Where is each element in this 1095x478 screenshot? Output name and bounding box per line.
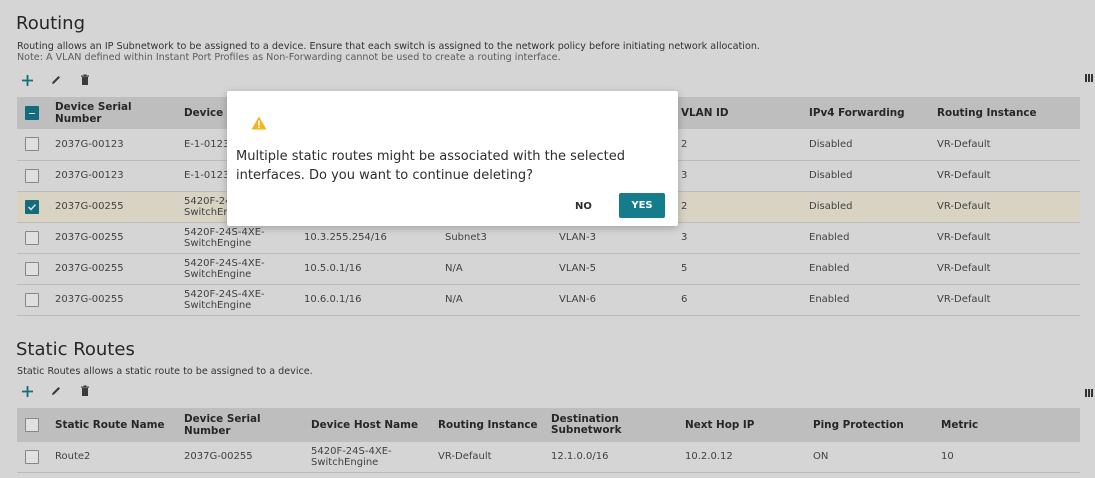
yes-button[interactable]: YES xyxy=(619,193,665,218)
confirm-delete-dialog: Multiple static routes might be associat… xyxy=(227,91,678,226)
dialog-message: Multiple static routes might be associat… xyxy=(236,149,625,183)
warning-icon xyxy=(251,115,267,134)
modal-backdrop xyxy=(0,0,1095,478)
no-button[interactable]: NO xyxy=(575,201,592,212)
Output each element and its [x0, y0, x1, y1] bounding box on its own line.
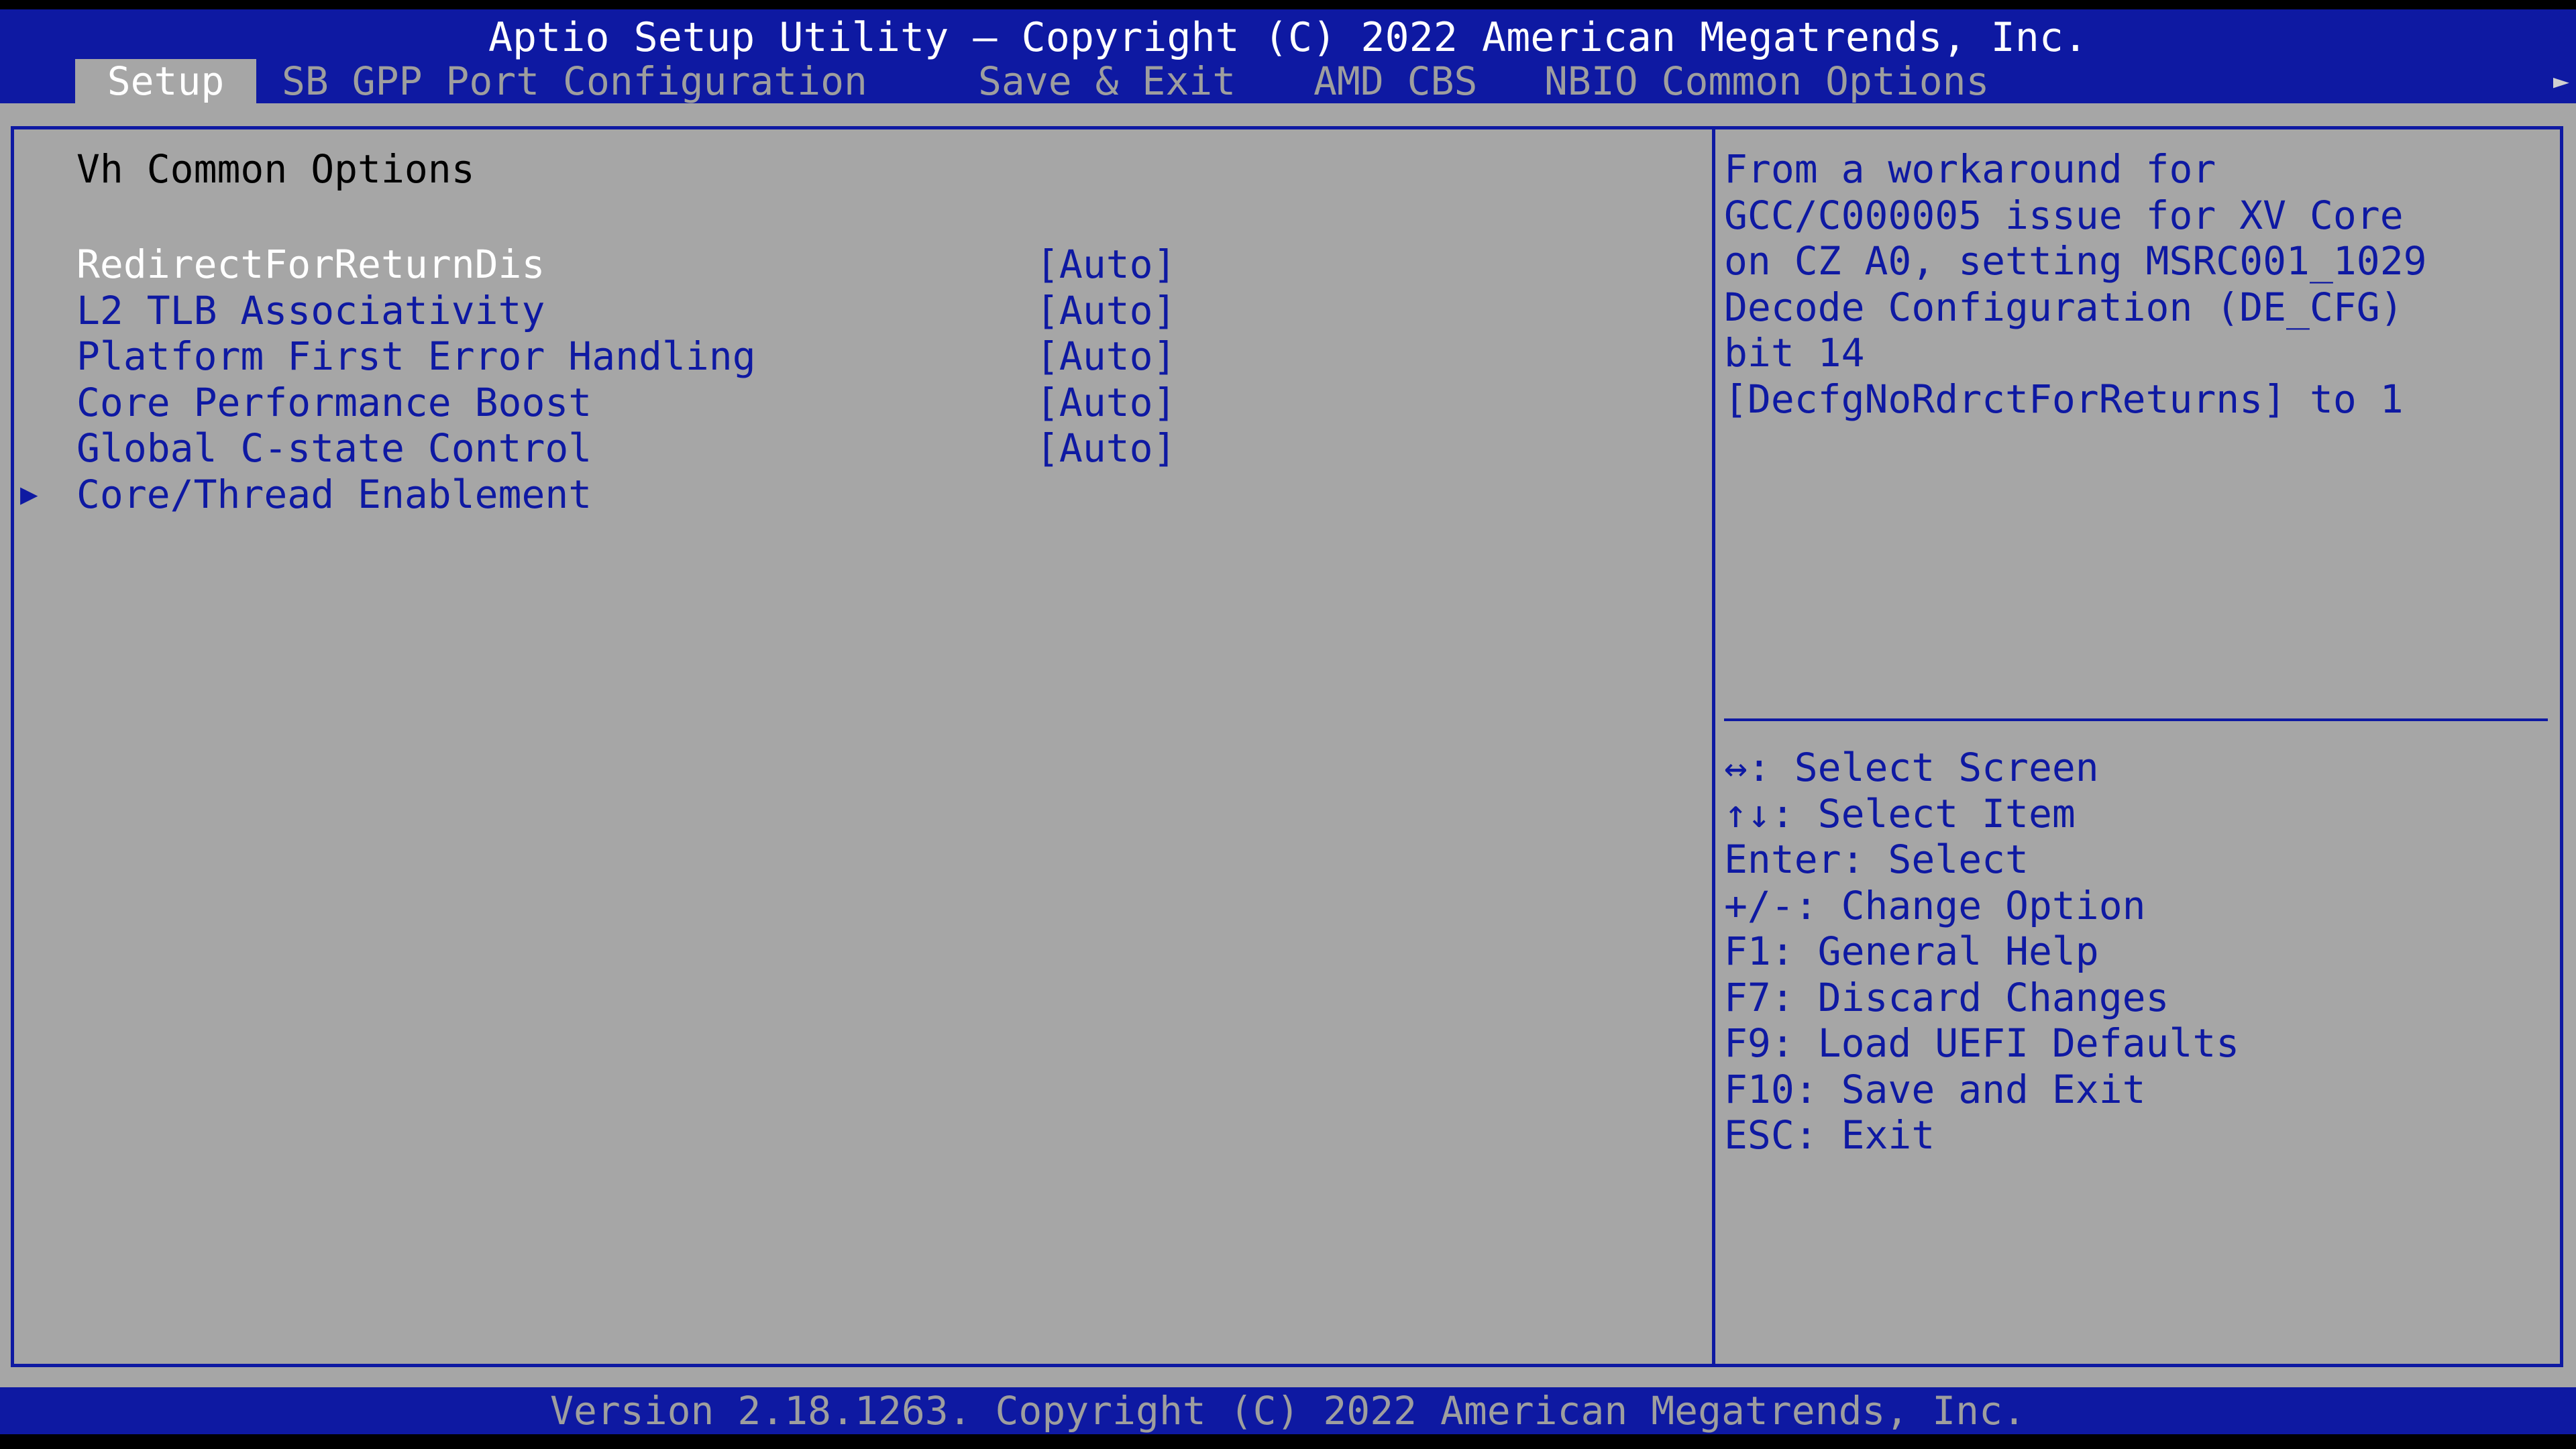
help-line: GCC/C000005 issue for XV Core: [1724, 192, 2404, 238]
setting-value[interactable]: [Auto]: [1036, 241, 1177, 287]
key-hint-enter-select: Enter: Select: [1724, 837, 2029, 882]
key-hint-discard-changes: F7: Discard Changes: [1724, 974, 2169, 1020]
setting-label: Core Performance Boost: [76, 380, 592, 425]
submenu-arrow-icon: ▶: [20, 477, 38, 511]
setting-label: Platform First Error Handling: [76, 333, 756, 379]
setting-redirect-for-return-dis[interactable]: RedirectForReturnDis [Auto]: [0, 241, 1704, 287]
tab-amd-cbs[interactable]: AMD CBS: [1313, 59, 1477, 103]
setting-value[interactable]: [Auto]: [1036, 425, 1177, 471]
setting-l2-tlb-associativity[interactable]: L2 TLB Associativity [Auto]: [0, 288, 1704, 333]
tab-bar: Setup SB GPP Port Configuration Save & E…: [0, 59, 2576, 103]
tab-setup[interactable]: Setup: [75, 59, 256, 103]
tab-sb-gpp-port-configuration[interactable]: SB GPP Port Configuration: [282, 59, 867, 103]
page-title: Vh Common Options: [76, 146, 475, 192]
item-help-text: From a workaround for GCC/C000005 issue …: [1724, 146, 2542, 422]
bios-screen: Aptio Setup Utility – Copyright (C) 2022…: [0, 0, 2576, 1449]
more-tabs-arrow-icon[interactable]: ►: [2553, 59, 2569, 103]
utility-title: Aptio Setup Utility – Copyright (C) 2022…: [488, 14, 2088, 61]
setting-label: Global C-state Control: [76, 425, 592, 471]
setting-label: L2 TLB Associativity: [76, 288, 545, 333]
help-divider: [1724, 718, 2548, 721]
footer-bar: Version 2.18.1263. Copyright (C) 2022 Am…: [0, 1387, 2576, 1434]
help-line: [DecfgNoRdrctForReturns] to 1: [1724, 376, 2404, 422]
header-bar: Aptio Setup Utility – Copyright (C) 2022…: [0, 9, 2576, 103]
setting-value[interactable]: [Auto]: [1036, 380, 1177, 425]
setting-global-c-state-control[interactable]: Global C-state Control [Auto]: [0, 425, 1704, 471]
help-line: bit 14: [1724, 330, 1865, 376]
key-legend: ↔: Select Screen ↑↓: Select Item Enter: …: [1724, 745, 2542, 1159]
key-hint-save-and-exit: F10: Save and Exit: [1724, 1066, 2146, 1112]
key-hint-esc-exit: ESC: Exit: [1724, 1112, 1935, 1158]
key-hint-general-help: F1: General Help: [1724, 928, 2099, 974]
setting-value[interactable]: [Auto]: [1036, 333, 1177, 379]
setting-core-performance-boost[interactable]: Core Performance Boost [Auto]: [0, 380, 1704, 425]
help-line: From a workaround for: [1724, 146, 2216, 192]
setting-value[interactable]: [Auto]: [1036, 288, 1177, 333]
help-line: on CZ A0, setting MSRC001_1029: [1724, 238, 2427, 284]
tab-nbio-common-options[interactable]: NBIO Common Options: [1544, 59, 1989, 103]
version-text: Version 2.18.1263. Copyright (C) 2022 Am…: [550, 1388, 2026, 1434]
key-hint-select-item: ↑↓: Select Item: [1724, 790, 2076, 837]
key-hint-load-uefi-defaults: F9: Load UEFI Defaults: [1724, 1020, 2240, 1066]
setting-platform-first-error-handling[interactable]: Platform First Error Handling [Auto]: [0, 333, 1704, 379]
setting-label: RedirectForReturnDis: [76, 241, 545, 287]
submenu-label: Core/Thread Enablement: [76, 472, 592, 517]
tab-save-and-exit[interactable]: Save & Exit: [978, 59, 1236, 103]
help-line: Decode Configuration (DE_CFG): [1724, 284, 2404, 330]
submenu-core-thread-enablement[interactable]: ▶ Core/Thread Enablement: [0, 472, 1704, 517]
key-hint-change-option: +/-: Change Option: [1724, 882, 2146, 928]
key-hint-select-screen: ↔: Select Screen: [1724, 745, 2099, 790]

☆ ☆ ☆ ☆ ☆ ☆ ☆

- _Problem details_
Express the records above as a JSON list of strings with one string per line, leaving out blank lines and the pictures.

- _Written solution_
[
  "Where is each element in this 1095x478 screenshot? Output name and bounding box per line.",
  "yes-button[interactable]: YES xyxy=(619,193,665,218)",
  "confirm-delete-dialog: Multiple static routes might be associat… xyxy=(227,91,678,226)",
  "dialog-message: Multiple static routes might be associat… xyxy=(236,149,625,183)",
  "warning-icon xyxy=(251,115,267,134)",
  "modal-backdrop xyxy=(0,0,1095,478)",
  "no-button[interactable]: NO xyxy=(575,201,592,212)",
  "Output each element and its [x0, y0, x1, y1] bounding box on its own line.",
  "help-line: GCC/C000005 issue for XV Core: [1724, 192, 2404, 238]",
  "setting-value[interactable]: [Auto]: [1036, 241, 1177, 287]",
  "key-hint-enter-select: Enter: Select: [1724, 837, 2029, 882]",
  "key-hint-discard-changes: F7: Discard Changes: [1724, 974, 2169, 1020]",
  "setting-label: Core Performance Boost: [76, 380, 592, 425]",
  "submenu-arrow-icon: ▶: [20, 477, 38, 511]",
  "setting-label: Platform First Error Handling: [76, 333, 756, 379]",
  "setting-redirect-for-return-dis[interactable]: RedirectForReturnDis [Auto]: [0, 241, 1704, 287]",
  "tab-amd-cbs[interactable]: AMD CBS: [1313, 59, 1477, 103]",
  "setting-value[interactable]: [Auto]: [1036, 425, 1177, 471]",
  "setting-l2-tlb-associativity[interactable]: L2 TLB Associativity [Auto]: [0, 288, 1704, 333]",
  "tab-bar: Setup SB GPP Port Configuration Save & E…: [0, 59, 2576, 103]",
  "tab-setup[interactable]: Setup: [75, 59, 256, 103]",
  "tab-sb-gpp-port-configuration[interactable]: SB GPP Port Configuration: [282, 59, 867, 103]",
  "page-title: Vh Common Options: [76, 146, 475, 192]",
  "item-help-text: From a workaround for GCC/C000005 issue …: [1724, 146, 2542, 422]",
  "bios-screen: Aptio Setup Utility – Copyright (C) 2022…: [0, 0, 2576, 1449]",
  "more-tabs-arrow-icon[interactable]: ►: [2553, 59, 2569, 103]",
  "utility-title: Aptio Setup Utility – Copyright (C) 2022…: [488, 14, 2088, 61]",
  "setting-label: Global C-state Control: [76, 425, 592, 471]",
  "setting-label: L2 TLB Associativity: [76, 288, 545, 333]",
  "help-divider: [1724, 718, 2548, 721]",
  "footer-bar: Version 2.18.1263. Copyright (C) 2022 Am…: [0, 1387, 2576, 1434]",
  "help-line: [DecfgNoRdrctForReturns] to 1: [1724, 376, 2404, 422]",
  "header-bar: Aptio Setup Utility – Copyright (C) 2022…: [0, 9, 2576, 103]",
  "setting-value[interactable]: [Auto]: [1036, 380, 1177, 425]",
  "setting-global-c-state-control[interactable]: Global C-state Control [Auto]: [0, 425, 1704, 471]",
  "help-line: bit 14: [1724, 330, 1865, 376]",
  "key-legend: ↔: Select Screen ↑↓: Select Item Enter: …: [1724, 745, 2542, 1159]",
  "key-hint-save-and-exit: F10: Save and Exit: [1724, 1066, 2146, 1112]",
  "key-hint-esc-exit: ESC: Exit: [1724, 1112, 1935, 1158]",
  "key-hint-general-help: F1: General Help: [1724, 928, 2099, 974]",
  "setting-value[interactable]: [Auto]: [1036, 333, 1177, 379]",
  "setting-core-performance-boost[interactable]: Core Performance Boost [Auto]: [0, 380, 1704, 425]",
  "help-line: From a workaround for: [1724, 146, 2216, 192]",
  "setting-value[interactable]: [Auto]: [1036, 288, 1177, 333]",
  "help-line: on CZ A0, setting MSRC001_1029: [1724, 238, 2427, 284]",
  "tab-nbio-common-options[interactable]: NBIO Common Options: [1544, 59, 1989, 103]",
  "version-text: Version 2.18.1263. Copyright (C) 2022 Am…: [550, 1388, 2026, 1434]",
  "key-hint-select-item: ↑↓: Select Item: [1724, 790, 2076, 837]",
  "key-hint-load-uefi-defaults: F9: Load UEFI Defaults: [1724, 1020, 2240, 1066]",
  "setting-platform-first-error-handling[interactable]: Platform First Error Handling [Auto]: [0, 333, 1704, 379]",
  "setting-label: RedirectForReturnDis: [76, 241, 545, 287]",
  "submenu-label: Core/Thread Enablement: [76, 472, 592, 517]",
  "tab-save-and-exit[interactable]: Save & Exit: [978, 59, 1236, 103]",
  "help-line: Decode Configuration (DE_CFG): [1724, 284, 2404, 330]",
  "submenu-core-thread-enablement[interactable]: ▶ Core/Thread Enablement: [0, 472, 1704, 517]",
  "key-hint-change-option: +/-: Change Option: [1724, 882, 2146, 928]",
  "key-hint-select-screen: ↔: Select Screen: [1724, 745, 2099, 790]"
]